* _GIVEN REQUEST_: Check every line below for the string "color", and copy the lines that contain it.

____ THE RECORDS

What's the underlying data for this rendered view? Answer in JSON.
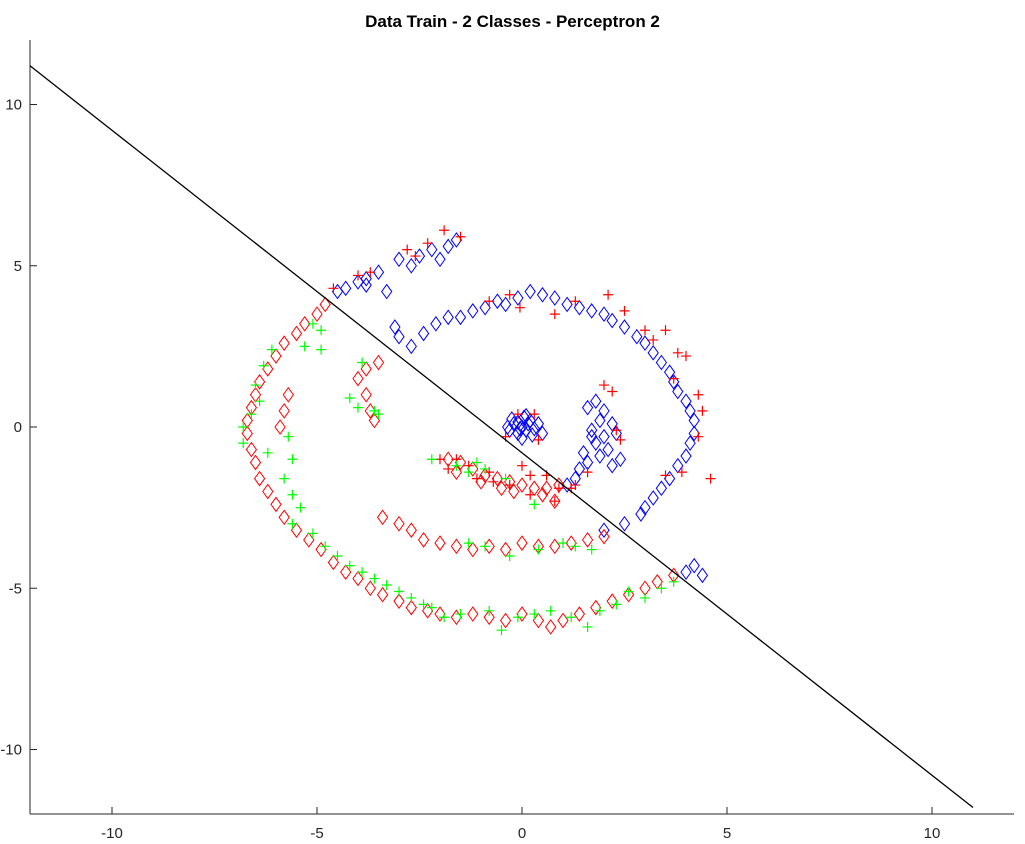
{
  "chart_data": {
    "type": "scatter",
    "title": "Data Train - 2 Classes - Perceptron 2",
    "xlabel": "",
    "ylabel": "",
    "xlim": [
      -12,
      12
    ],
    "ylim": [
      -12,
      12
    ],
    "xticks": [
      -10,
      -5,
      0,
      5,
      10
    ],
    "yticks": [
      -10,
      -5,
      0,
      5,
      10
    ],
    "grid": false,
    "decision_line": {
      "points": [
        [
          -12,
          11.2
        ],
        [
          11,
          -11.8
        ]
      ],
      "color": "#000000"
    },
    "series": [
      {
        "marker": "diamond",
        "color": "#0000ff",
        "points": [
          [
            -4.5,
            4.2
          ],
          [
            -4.3,
            4.3
          ],
          [
            -4.0,
            4.5
          ],
          [
            -3.8,
            4.6
          ],
          [
            -3.5,
            4.8
          ],
          [
            -3.3,
            4.2
          ],
          [
            -3.0,
            5.2
          ],
          [
            -2.7,
            5.0
          ],
          [
            -2.5,
            5.3
          ],
          [
            -2.2,
            5.5
          ],
          [
            -2.0,
            5.2
          ],
          [
            -1.8,
            5.6
          ],
          [
            -1.6,
            5.8
          ],
          [
            -3.8,
            4.4
          ],
          [
            -3.1,
            3.1
          ],
          [
            -3.0,
            2.8
          ],
          [
            -2.7,
            2.5
          ],
          [
            -2.4,
            2.9
          ],
          [
            -2.1,
            3.2
          ],
          [
            -1.8,
            3.4
          ],
          [
            -1.5,
            3.4
          ],
          [
            -1.2,
            3.6
          ],
          [
            -0.9,
            3.7
          ],
          [
            -0.6,
            3.9
          ],
          [
            -0.4,
            3.8
          ],
          [
            -0.1,
            4.0
          ],
          [
            0.2,
            4.2
          ],
          [
            0.5,
            4.1
          ],
          [
            0.8,
            4.0
          ],
          [
            1.1,
            3.8
          ],
          [
            1.4,
            3.7
          ],
          [
            1.7,
            3.6
          ],
          [
            2.0,
            3.5
          ],
          [
            2.2,
            3.3
          ],
          [
            2.5,
            3.1
          ],
          [
            2.8,
            2.8
          ],
          [
            3.0,
            2.6
          ],
          [
            3.2,
            2.3
          ],
          [
            3.4,
            2.0
          ],
          [
            3.6,
            1.7
          ],
          [
            3.7,
            1.4
          ],
          [
            3.8,
            1.1
          ],
          [
            4.0,
            0.8
          ],
          [
            4.1,
            0.5
          ],
          [
            4.2,
            0.2
          ],
          [
            4.2,
            -0.2
          ],
          [
            4.1,
            -0.5
          ],
          [
            4.0,
            -0.9
          ],
          [
            3.8,
            -1.2
          ],
          [
            3.6,
            -1.6
          ],
          [
            3.4,
            -1.9
          ],
          [
            3.2,
            -2.2
          ],
          [
            3.0,
            -2.5
          ],
          [
            2.9,
            -2.7
          ],
          [
            2.5,
            -3.0
          ],
          [
            2.0,
            -3.2
          ],
          [
            4.0,
            -4.5
          ],
          [
            4.2,
            -4.3
          ],
          [
            4.4,
            -4.6
          ],
          [
            0.0,
            0.0
          ],
          [
            -0.2,
            0.1
          ],
          [
            0.1,
            -0.1
          ],
          [
            0.2,
            0.2
          ],
          [
            -0.1,
            -0.2
          ],
          [
            0.3,
            -0.05
          ],
          [
            -0.3,
            -0.1
          ],
          [
            0.05,
            0.3
          ],
          [
            0.1,
            0.35
          ],
          [
            -0.25,
            0.25
          ],
          [
            0.25,
            -0.25
          ],
          [
            -0.35,
            0.0
          ],
          [
            0.4,
            0.1
          ],
          [
            0.0,
            -0.35
          ],
          [
            -0.1,
            0.15
          ],
          [
            0.15,
            0.1
          ],
          [
            0.5,
            -0.2
          ],
          [
            -0.05,
            -0.05
          ],
          [
            1.6,
            0.6
          ],
          [
            1.8,
            0.8
          ],
          [
            2.0,
            0.5
          ],
          [
            1.9,
            0.2
          ],
          [
            1.7,
            -0.1
          ],
          [
            2.0,
            -0.3
          ],
          [
            1.8,
            -0.5
          ],
          [
            2.1,
            -0.7
          ],
          [
            1.9,
            -0.9
          ],
          [
            1.6,
            -1.1
          ],
          [
            1.4,
            -1.3
          ],
          [
            1.3,
            -1.6
          ],
          [
            1.1,
            -1.8
          ],
          [
            2.2,
            -1.2
          ],
          [
            2.4,
            -1.0
          ],
          [
            2.2,
            0.1
          ],
          [
            2.3,
            -0.2
          ],
          [
            1.5,
            -0.8
          ],
          [
            1.7,
            -0.3
          ]
        ]
      },
      {
        "marker": "diamond",
        "color": "#ff0000",
        "points": [
          [
            -4.8,
            3.8
          ],
          [
            -5.0,
            3.5
          ],
          [
            -5.3,
            3.2
          ],
          [
            -5.5,
            2.9
          ],
          [
            -5.8,
            2.6
          ],
          [
            -6.0,
            2.2
          ],
          [
            -6.2,
            1.8
          ],
          [
            -6.4,
            1.4
          ],
          [
            -6.5,
            1.0
          ],
          [
            -6.6,
            0.6
          ],
          [
            -6.7,
            0.2
          ],
          [
            -6.7,
            -0.2
          ],
          [
            -6.6,
            -0.7
          ],
          [
            -6.5,
            -1.1
          ],
          [
            -6.4,
            -1.6
          ],
          [
            -6.2,
            -2.0
          ],
          [
            -6.0,
            -2.4
          ],
          [
            -5.8,
            -2.8
          ],
          [
            -5.5,
            -3.2
          ],
          [
            -5.2,
            -3.5
          ],
          [
            -4.9,
            -3.8
          ],
          [
            -4.6,
            -4.2
          ],
          [
            -4.3,
            -4.5
          ],
          [
            -4.0,
            -4.7
          ],
          [
            -3.7,
            -5.0
          ],
          [
            -3.4,
            -5.2
          ],
          [
            -3.0,
            -5.4
          ],
          [
            -2.7,
            -5.6
          ],
          [
            -2.3,
            -5.7
          ],
          [
            -2.0,
            -5.8
          ],
          [
            -1.6,
            -5.9
          ],
          [
            -1.2,
            -5.8
          ],
          [
            -0.8,
            -5.9
          ],
          [
            -0.4,
            -6.0
          ],
          [
            0.0,
            -5.8
          ],
          [
            0.4,
            -6.0
          ],
          [
            0.7,
            -6.2
          ],
          [
            1.0,
            -6.0
          ],
          [
            1.4,
            -5.8
          ],
          [
            1.8,
            -5.6
          ],
          [
            2.2,
            -5.4
          ],
          [
            2.6,
            -5.2
          ],
          [
            3.0,
            -5.0
          ],
          [
            3.3,
            -4.8
          ],
          [
            3.7,
            -4.6
          ],
          [
            -3.5,
            2.0
          ],
          [
            -3.8,
            1.8
          ],
          [
            -4.0,
            1.5
          ],
          [
            -3.8,
            1.0
          ],
          [
            -3.7,
            0.5
          ],
          [
            -3.6,
            0.2
          ],
          [
            -5.7,
            1.0
          ],
          [
            -5.8,
            0.5
          ],
          [
            -5.9,
            0.0
          ],
          [
            -3.4,
            -2.8
          ],
          [
            -3.0,
            -3.0
          ],
          [
            -2.7,
            -3.2
          ],
          [
            -2.4,
            -3.5
          ],
          [
            -2.0,
            -3.6
          ],
          [
            -1.6,
            -3.7
          ],
          [
            -1.2,
            -3.8
          ],
          [
            -0.8,
            -3.7
          ],
          [
            -0.4,
            -3.8
          ],
          [
            0.0,
            -3.6
          ],
          [
            0.4,
            -3.7
          ],
          [
            0.8,
            -3.7
          ],
          [
            1.2,
            -3.6
          ],
          [
            1.6,
            -3.5
          ],
          [
            2.0,
            -3.4
          ],
          [
            -1.8,
            -1.0
          ],
          [
            -1.5,
            -1.1
          ],
          [
            -1.2,
            -1.3
          ],
          [
            -0.9,
            -1.5
          ],
          [
            -0.6,
            -1.6
          ],
          [
            -0.3,
            -1.7
          ],
          [
            0.0,
            -1.8
          ],
          [
            0.3,
            -1.9
          ],
          [
            0.6,
            -1.9
          ],
          [
            0.9,
            -1.8
          ],
          [
            -1.6,
            -1.4
          ],
          [
            -1.0,
            -1.7
          ],
          [
            -0.5,
            -1.9
          ],
          [
            0.5,
            -2.1
          ],
          [
            0.8,
            -2.3
          ],
          [
            -0.2,
            -2.0
          ]
        ]
      },
      {
        "marker": "plus",
        "color": "#ff0000",
        "points": [
          [
            -4.6,
            4.3
          ],
          [
            -4.0,
            4.7
          ],
          [
            -3.7,
            4.8
          ],
          [
            -2.8,
            5.5
          ],
          [
            -2.3,
            5.7
          ],
          [
            -1.9,
            6.1
          ],
          [
            -1.5,
            5.9
          ],
          [
            -2.6,
            5.3
          ],
          [
            -0.8,
            3.9
          ],
          [
            -0.3,
            4.1
          ],
          [
            -0.05,
            3.7
          ],
          [
            0.8,
            3.5
          ],
          [
            1.3,
            3.9
          ],
          [
            2.1,
            4.1
          ],
          [
            2.5,
            3.6
          ],
          [
            3.0,
            3.0
          ],
          [
            3.2,
            2.7
          ],
          [
            3.5,
            3.0
          ],
          [
            3.8,
            2.3
          ],
          [
            4.0,
            2.2
          ],
          [
            3.7,
            1.5
          ],
          [
            4.3,
            1.0
          ],
          [
            4.4,
            0.5
          ],
          [
            4.3,
            -0.3
          ],
          [
            4.6,
            -1.6
          ],
          [
            3.9,
            -1.4
          ],
          [
            3.5,
            -1.5
          ],
          [
            2.3,
            -0.1
          ],
          [
            2.4,
            -0.4
          ],
          [
            2.2,
            1.1
          ],
          [
            2.0,
            1.3
          ],
          [
            1.6,
            -1.4
          ],
          [
            1.2,
            -1.9
          ],
          [
            0.9,
            -1.9
          ],
          [
            0.6,
            -1.5
          ],
          [
            0.2,
            -1.5
          ],
          [
            0.0,
            -1.2
          ],
          [
            -0.1,
            0.4
          ],
          [
            0.3,
            0.4
          ],
          [
            -0.4,
            -0.3
          ],
          [
            0.4,
            -0.4
          ],
          [
            -1.1,
            -1.6
          ],
          [
            -1.6,
            -1.0
          ],
          [
            -1.8,
            -1.3
          ],
          [
            -2.0,
            -1.0
          ],
          [
            -0.8,
            -1.4
          ],
          [
            -0.3,
            -1.8
          ],
          [
            0.2,
            -2.1
          ],
          [
            0.8,
            -2.3
          ],
          [
            1.3,
            -1.8
          ],
          [
            -1.3,
            -1.2
          ],
          [
            -0.7,
            -1.7
          ]
        ]
      },
      {
        "marker": "plus",
        "color": "#00ff00",
        "points": [
          [
            -6.1,
            2.4
          ],
          [
            -6.3,
            1.9
          ],
          [
            -6.5,
            1.3
          ],
          [
            -6.4,
            0.8
          ],
          [
            -6.6,
            0.4
          ],
          [
            -6.8,
            0.0
          ],
          [
            -6.8,
            -0.5
          ],
          [
            -6.2,
            -0.8
          ],
          [
            -5.7,
            -0.3
          ],
          [
            -5.6,
            -1.0
          ],
          [
            -5.8,
            -1.6
          ],
          [
            -5.6,
            -2.1
          ],
          [
            -5.4,
            -2.5
          ],
          [
            -5.6,
            -3.0
          ],
          [
            -5.1,
            -3.3
          ],
          [
            -4.8,
            -3.7
          ],
          [
            -4.5,
            -4.0
          ],
          [
            -4.2,
            -4.3
          ],
          [
            -3.9,
            -4.5
          ],
          [
            -3.6,
            -4.7
          ],
          [
            -3.3,
            -4.9
          ],
          [
            -3.0,
            -5.1
          ],
          [
            -2.7,
            -5.3
          ],
          [
            -2.4,
            -5.5
          ],
          [
            -2.2,
            -5.6
          ],
          [
            -1.9,
            -5.9
          ],
          [
            -1.5,
            -5.8
          ],
          [
            -0.8,
            -5.7
          ],
          [
            -0.5,
            -6.3
          ],
          [
            -0.1,
            -5.9
          ],
          [
            0.3,
            -5.8
          ],
          [
            0.7,
            -5.7
          ],
          [
            1.2,
            -5.9
          ],
          [
            1.6,
            -6.2
          ],
          [
            1.9,
            -5.7
          ],
          [
            2.3,
            -5.5
          ],
          [
            2.6,
            -5.1
          ],
          [
            3.0,
            -5.3
          ],
          [
            3.4,
            -5.0
          ],
          [
            3.7,
            -4.8
          ],
          [
            -5.1,
            3.2
          ],
          [
            -4.9,
            3.0
          ],
          [
            -5.3,
            2.5
          ],
          [
            -4.9,
            2.4
          ],
          [
            -3.9,
            2.0
          ],
          [
            -4.2,
            0.9
          ],
          [
            -4.0,
            0.6
          ],
          [
            -3.5,
            0.4
          ],
          [
            -3.6,
            0.5
          ],
          [
            -1.3,
            -3.6
          ],
          [
            -0.9,
            -3.7
          ],
          [
            -0.3,
            -4.0
          ],
          [
            0.4,
            -3.8
          ],
          [
            1.0,
            -3.6
          ],
          [
            1.3,
            -3.7
          ],
          [
            1.7,
            -3.8
          ],
          [
            -1.6,
            -1.2
          ],
          [
            -1.3,
            -1.4
          ],
          [
            -0.9,
            -1.3
          ],
          [
            -0.4,
            -1.6
          ],
          [
            0.3,
            -2.4
          ],
          [
            -2.2,
            -1.0
          ],
          [
            -1.1,
            -1.1
          ]
        ]
      }
    ]
  }
}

________

* _SOLUTION TO THIS EXERCISE_:
      "color": "#000000"
        "color": "#0000ff",
        "color": "#ff0000",
        "color": "#ff0000",
        "color": "#00ff00",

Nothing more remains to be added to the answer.